● **Task to carry out**
From the records, pick out and copy each line containing "сервиса".

┄┄┄┄┄┄┄┄┄┄┄┄┄┄┄┄┄┄┄┄

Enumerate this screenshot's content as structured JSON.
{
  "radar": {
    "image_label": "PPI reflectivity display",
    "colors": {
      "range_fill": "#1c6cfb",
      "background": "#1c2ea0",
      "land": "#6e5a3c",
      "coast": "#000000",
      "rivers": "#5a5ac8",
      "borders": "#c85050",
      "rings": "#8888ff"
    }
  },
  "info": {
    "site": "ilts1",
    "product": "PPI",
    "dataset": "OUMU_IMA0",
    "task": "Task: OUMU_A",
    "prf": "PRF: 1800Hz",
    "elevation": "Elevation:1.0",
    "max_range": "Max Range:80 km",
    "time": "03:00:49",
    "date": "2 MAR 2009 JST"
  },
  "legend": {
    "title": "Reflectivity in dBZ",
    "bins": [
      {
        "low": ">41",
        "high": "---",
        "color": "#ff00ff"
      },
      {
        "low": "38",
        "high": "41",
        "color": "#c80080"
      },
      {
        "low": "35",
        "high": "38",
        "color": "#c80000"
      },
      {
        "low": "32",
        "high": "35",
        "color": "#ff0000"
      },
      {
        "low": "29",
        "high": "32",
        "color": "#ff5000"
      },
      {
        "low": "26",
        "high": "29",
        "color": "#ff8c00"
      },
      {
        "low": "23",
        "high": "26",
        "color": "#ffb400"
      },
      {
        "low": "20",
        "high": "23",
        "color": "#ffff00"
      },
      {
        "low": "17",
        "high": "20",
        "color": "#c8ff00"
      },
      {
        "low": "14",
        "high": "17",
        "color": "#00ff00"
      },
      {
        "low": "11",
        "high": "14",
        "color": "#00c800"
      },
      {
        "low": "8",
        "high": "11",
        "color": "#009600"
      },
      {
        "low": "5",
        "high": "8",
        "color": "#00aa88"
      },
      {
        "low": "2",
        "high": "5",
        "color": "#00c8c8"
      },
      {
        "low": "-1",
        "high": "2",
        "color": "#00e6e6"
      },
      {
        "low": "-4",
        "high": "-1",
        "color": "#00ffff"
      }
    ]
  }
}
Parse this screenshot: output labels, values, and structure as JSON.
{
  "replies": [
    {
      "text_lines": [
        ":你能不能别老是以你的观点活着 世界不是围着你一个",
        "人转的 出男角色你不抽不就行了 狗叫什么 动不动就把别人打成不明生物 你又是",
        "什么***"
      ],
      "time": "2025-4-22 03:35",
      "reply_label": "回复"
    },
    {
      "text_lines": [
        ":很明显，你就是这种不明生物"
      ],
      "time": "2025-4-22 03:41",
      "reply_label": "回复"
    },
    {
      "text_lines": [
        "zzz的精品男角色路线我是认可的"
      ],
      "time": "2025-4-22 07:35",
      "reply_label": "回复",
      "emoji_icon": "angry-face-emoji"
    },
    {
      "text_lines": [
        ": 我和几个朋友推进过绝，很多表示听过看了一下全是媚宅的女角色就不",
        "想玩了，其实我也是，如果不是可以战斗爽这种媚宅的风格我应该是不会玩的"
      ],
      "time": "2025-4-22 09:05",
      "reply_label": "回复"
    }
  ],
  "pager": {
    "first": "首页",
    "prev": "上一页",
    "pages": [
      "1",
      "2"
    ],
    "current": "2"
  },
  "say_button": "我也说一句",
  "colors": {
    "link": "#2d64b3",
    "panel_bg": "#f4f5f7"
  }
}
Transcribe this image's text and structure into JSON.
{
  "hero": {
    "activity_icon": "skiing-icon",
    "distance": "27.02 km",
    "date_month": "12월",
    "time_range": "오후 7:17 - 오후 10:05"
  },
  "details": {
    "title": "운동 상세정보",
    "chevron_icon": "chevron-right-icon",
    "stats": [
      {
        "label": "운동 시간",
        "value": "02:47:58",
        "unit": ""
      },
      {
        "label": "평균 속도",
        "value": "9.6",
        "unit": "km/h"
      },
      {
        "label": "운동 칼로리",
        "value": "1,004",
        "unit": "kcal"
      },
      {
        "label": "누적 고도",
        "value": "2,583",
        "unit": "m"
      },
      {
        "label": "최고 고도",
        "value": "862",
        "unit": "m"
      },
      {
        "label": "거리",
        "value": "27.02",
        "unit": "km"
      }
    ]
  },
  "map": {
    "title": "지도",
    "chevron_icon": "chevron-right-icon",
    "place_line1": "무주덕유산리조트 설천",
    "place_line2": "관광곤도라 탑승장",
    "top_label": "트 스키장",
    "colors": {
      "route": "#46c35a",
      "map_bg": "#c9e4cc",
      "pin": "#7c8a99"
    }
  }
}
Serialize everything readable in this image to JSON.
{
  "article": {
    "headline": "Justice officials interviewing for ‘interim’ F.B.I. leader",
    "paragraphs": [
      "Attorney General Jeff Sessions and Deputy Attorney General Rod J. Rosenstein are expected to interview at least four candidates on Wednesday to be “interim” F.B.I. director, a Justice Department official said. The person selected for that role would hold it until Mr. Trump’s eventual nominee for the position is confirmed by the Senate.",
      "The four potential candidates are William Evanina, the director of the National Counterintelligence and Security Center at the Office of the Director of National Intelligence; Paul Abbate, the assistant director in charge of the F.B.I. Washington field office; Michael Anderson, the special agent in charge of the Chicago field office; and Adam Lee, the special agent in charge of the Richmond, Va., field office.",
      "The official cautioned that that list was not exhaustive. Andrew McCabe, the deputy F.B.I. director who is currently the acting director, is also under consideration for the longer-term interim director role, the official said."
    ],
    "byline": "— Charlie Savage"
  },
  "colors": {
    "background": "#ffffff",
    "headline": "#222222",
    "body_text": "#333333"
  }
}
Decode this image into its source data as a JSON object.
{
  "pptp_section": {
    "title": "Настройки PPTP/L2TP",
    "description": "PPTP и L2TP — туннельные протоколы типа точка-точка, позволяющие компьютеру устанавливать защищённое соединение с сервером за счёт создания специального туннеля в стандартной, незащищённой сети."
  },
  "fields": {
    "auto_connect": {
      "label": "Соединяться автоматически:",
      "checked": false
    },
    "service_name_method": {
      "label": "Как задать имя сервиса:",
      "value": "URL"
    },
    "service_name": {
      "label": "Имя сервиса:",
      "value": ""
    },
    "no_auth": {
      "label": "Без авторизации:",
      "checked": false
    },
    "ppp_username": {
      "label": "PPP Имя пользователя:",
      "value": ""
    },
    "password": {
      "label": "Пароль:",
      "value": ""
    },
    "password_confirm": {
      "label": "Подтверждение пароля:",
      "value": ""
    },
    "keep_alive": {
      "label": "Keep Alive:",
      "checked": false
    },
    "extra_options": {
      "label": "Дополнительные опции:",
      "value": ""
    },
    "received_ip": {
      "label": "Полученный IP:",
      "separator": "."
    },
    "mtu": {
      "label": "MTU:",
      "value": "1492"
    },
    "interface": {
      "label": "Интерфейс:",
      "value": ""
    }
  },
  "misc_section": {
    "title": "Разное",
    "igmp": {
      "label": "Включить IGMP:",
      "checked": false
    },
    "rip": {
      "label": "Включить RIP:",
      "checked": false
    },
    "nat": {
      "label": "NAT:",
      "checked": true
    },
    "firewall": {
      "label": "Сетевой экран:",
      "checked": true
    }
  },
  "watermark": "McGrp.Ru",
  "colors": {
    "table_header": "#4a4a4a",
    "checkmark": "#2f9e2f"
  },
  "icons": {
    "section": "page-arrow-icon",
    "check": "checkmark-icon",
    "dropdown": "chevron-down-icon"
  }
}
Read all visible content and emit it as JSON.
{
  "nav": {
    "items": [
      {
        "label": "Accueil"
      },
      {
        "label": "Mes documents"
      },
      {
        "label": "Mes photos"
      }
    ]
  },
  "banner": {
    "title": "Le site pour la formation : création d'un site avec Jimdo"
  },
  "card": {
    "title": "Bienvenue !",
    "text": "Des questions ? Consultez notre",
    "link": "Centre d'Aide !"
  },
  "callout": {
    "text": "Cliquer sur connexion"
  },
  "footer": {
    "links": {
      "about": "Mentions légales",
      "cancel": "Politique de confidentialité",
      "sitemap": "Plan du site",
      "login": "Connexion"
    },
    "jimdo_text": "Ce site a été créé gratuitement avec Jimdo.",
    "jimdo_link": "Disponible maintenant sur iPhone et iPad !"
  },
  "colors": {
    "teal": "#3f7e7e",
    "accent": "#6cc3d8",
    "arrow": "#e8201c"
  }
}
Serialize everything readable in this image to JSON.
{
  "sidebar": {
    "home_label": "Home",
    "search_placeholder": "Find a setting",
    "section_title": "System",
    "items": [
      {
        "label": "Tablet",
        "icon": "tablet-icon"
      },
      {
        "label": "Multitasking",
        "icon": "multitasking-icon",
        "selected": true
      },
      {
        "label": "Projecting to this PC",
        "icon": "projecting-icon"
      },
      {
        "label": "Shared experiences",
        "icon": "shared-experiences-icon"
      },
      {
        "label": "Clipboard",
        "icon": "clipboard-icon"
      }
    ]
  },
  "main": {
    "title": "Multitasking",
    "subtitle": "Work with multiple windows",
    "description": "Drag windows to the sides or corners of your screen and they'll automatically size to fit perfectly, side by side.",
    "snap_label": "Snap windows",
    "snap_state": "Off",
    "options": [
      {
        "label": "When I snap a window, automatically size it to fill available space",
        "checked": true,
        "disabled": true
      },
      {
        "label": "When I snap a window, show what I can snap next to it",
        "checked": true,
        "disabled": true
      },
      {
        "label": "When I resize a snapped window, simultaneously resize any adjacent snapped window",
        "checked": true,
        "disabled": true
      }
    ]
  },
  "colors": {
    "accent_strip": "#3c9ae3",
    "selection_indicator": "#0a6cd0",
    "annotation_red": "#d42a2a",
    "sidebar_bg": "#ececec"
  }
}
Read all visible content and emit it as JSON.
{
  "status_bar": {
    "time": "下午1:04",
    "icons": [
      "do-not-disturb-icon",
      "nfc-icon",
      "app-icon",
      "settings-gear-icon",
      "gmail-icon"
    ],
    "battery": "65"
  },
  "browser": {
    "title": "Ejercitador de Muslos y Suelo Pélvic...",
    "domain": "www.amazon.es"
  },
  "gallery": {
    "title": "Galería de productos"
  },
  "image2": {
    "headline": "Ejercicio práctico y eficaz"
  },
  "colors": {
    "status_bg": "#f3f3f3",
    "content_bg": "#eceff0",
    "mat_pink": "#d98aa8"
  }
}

┄┄┄┄┄┄┄┄┄┄┄┄┄┄┄┄┄┄┄┄

● **Completed task**
      "label": "Как задать имя сервиса:",
      "label": "Имя сервиса:",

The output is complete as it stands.